-- Records provided start --

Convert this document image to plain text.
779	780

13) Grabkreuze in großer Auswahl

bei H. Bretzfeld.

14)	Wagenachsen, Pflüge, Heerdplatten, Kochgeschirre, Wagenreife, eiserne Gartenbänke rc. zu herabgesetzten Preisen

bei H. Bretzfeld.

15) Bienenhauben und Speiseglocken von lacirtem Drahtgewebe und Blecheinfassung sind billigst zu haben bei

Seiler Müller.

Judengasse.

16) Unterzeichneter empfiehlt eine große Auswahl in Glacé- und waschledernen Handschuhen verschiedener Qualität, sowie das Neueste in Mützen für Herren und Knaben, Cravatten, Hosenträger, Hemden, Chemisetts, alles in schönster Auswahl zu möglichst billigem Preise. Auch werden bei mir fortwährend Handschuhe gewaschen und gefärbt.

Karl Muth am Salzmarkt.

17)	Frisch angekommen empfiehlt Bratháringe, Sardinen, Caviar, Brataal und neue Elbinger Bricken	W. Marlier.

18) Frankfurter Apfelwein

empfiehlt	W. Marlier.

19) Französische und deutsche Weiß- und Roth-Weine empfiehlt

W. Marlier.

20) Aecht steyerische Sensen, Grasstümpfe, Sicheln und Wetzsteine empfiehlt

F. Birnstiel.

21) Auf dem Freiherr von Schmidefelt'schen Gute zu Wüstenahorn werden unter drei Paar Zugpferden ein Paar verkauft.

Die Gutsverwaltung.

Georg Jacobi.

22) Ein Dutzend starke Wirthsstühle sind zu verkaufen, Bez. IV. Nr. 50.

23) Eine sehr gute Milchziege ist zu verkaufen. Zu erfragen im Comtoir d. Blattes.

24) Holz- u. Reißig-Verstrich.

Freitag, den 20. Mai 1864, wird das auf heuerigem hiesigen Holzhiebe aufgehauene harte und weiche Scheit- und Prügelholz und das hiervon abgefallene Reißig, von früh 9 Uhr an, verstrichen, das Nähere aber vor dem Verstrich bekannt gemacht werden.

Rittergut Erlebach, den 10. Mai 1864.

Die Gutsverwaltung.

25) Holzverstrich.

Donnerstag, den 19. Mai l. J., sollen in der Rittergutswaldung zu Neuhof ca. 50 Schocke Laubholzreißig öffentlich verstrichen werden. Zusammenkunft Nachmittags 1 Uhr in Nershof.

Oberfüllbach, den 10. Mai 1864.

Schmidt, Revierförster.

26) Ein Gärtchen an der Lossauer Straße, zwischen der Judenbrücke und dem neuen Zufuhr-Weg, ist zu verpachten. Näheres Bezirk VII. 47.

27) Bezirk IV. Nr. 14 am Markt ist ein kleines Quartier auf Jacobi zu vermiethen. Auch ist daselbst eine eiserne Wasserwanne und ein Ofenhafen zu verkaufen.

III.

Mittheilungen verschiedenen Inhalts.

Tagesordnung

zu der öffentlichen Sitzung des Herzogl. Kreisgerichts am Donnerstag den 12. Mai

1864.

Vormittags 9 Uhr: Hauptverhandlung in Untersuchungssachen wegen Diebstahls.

-- Records provided end --

Only the number is wanted: how many lines in the preceding entries hold the string "eiserne"?

2